━━━ Records for the exercise

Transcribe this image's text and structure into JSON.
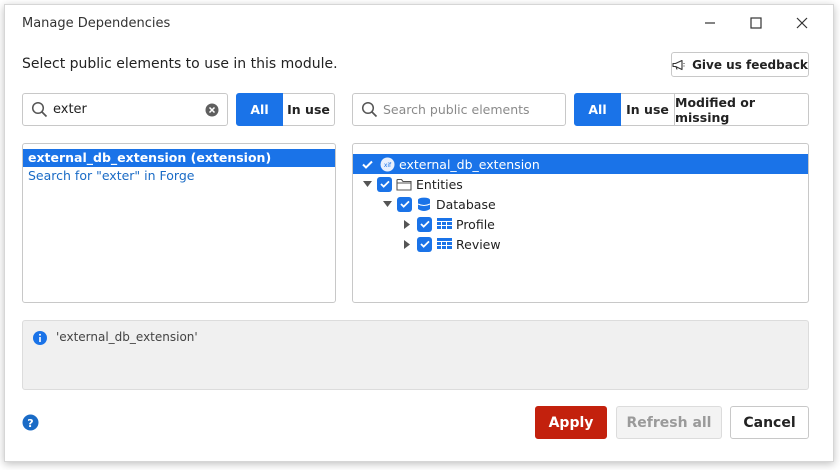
{
  "window": {
    "title": "Manage Dependencies"
  },
  "instructions": "Select public elements to use in this module.",
  "feedback_button": {
    "label": "Give us feedback",
    "icon": "megaphone-icon"
  },
  "left_search": {
    "value": "exter",
    "placeholder": ""
  },
  "left_filter": {
    "options": [
      "All",
      "In use"
    ],
    "selected": "All"
  },
  "right_search": {
    "value": "",
    "placeholder": "Search public elements"
  },
  "right_filter": {
    "options": [
      "All",
      "In use",
      "Modified or missing"
    ],
    "selected": "All"
  },
  "module_list": {
    "items": [
      {
        "label": "external_db_extension  (extension)",
        "selected": true
      },
      {
        "label": "Search for \"exter\" in Forge",
        "link": true
      }
    ]
  },
  "tree": {
    "nodes": [
      {
        "label": "external_db_extension",
        "icon": "extension-icon",
        "checked": true,
        "selected": true,
        "level": 0
      },
      {
        "label": "Entities",
        "icon": "folder-icon",
        "checked": true,
        "expanded": true,
        "level": 0
      },
      {
        "label": "Database",
        "icon": "database-icon",
        "checked": true,
        "expanded": true,
        "level": 1
      },
      {
        "label": "Profile",
        "icon": "entity-table-icon",
        "checked": true,
        "expanded": false,
        "level": 2
      },
      {
        "label": "Review",
        "icon": "entity-table-icon",
        "checked": true,
        "expanded": false,
        "level": 2
      }
    ]
  },
  "info_bar": {
    "text": "'external_db_extension'"
  },
  "footer": {
    "apply_label": "Apply",
    "refresh_label": "Refresh all",
    "cancel_label": "Cancel"
  },
  "colors": {
    "accent": "#1a73e8",
    "apply": "#c3210d",
    "link": "#1a6bc6"
  }
}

━━━━━━

Track down every line of the material containing the string "selected", and copy it.

→ **Output for this exercise**
    "selected": "All"
    "selected": "All"
        "selected": true
        "selected": true,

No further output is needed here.